EXERCISE AIM - Filter the records for lines holding the string "Save".
====== AVAILABLE RECORDS
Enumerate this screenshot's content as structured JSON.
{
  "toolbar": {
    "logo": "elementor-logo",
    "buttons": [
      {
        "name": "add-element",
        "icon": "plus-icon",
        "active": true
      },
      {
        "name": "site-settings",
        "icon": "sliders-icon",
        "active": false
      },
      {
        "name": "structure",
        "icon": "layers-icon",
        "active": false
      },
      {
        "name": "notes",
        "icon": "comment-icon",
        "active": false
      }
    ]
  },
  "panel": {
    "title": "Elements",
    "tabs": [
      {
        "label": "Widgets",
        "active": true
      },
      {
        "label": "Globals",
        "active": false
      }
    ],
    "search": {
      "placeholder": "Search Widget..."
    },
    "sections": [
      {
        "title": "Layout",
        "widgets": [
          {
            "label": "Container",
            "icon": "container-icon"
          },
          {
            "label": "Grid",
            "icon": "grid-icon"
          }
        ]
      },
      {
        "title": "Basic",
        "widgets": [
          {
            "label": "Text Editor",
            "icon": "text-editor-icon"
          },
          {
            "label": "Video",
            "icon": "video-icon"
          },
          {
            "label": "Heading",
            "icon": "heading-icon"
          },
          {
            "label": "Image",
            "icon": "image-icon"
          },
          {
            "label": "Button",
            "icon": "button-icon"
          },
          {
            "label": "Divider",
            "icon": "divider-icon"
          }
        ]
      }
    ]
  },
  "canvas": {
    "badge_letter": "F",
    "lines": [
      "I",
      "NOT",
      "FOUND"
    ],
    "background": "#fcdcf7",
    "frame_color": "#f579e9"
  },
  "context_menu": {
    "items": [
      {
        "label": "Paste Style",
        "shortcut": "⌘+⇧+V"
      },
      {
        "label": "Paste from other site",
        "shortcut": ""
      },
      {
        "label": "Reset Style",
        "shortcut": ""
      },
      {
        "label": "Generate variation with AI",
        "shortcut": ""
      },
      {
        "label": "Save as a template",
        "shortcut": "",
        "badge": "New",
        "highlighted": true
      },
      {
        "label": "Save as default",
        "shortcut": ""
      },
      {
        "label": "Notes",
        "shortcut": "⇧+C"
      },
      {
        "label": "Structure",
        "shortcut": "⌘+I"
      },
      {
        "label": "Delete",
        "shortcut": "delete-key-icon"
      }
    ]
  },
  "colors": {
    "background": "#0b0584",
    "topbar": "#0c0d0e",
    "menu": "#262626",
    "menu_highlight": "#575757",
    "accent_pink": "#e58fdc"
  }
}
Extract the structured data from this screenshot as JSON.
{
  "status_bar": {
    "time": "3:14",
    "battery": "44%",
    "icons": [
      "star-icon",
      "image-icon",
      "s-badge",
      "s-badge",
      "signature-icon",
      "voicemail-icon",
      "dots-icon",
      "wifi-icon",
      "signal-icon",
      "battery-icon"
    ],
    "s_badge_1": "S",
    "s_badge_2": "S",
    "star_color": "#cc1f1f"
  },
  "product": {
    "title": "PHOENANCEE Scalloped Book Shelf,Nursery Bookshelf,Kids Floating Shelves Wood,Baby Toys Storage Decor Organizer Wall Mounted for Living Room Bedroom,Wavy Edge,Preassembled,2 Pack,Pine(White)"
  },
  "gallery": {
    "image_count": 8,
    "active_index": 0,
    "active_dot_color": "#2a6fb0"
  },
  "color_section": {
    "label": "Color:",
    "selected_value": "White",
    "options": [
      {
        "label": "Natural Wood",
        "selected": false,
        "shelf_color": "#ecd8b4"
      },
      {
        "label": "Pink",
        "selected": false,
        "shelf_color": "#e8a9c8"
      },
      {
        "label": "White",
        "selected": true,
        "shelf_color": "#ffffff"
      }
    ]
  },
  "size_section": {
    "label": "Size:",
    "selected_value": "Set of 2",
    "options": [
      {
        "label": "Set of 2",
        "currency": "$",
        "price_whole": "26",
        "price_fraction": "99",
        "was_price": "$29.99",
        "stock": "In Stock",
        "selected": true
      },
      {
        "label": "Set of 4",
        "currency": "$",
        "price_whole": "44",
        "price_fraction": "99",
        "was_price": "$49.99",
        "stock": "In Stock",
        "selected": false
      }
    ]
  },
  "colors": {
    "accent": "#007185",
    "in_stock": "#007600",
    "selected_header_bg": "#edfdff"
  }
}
============
COMPLETE OUTPUT -
        "label": "Save as a template",
        "label": "Save as default",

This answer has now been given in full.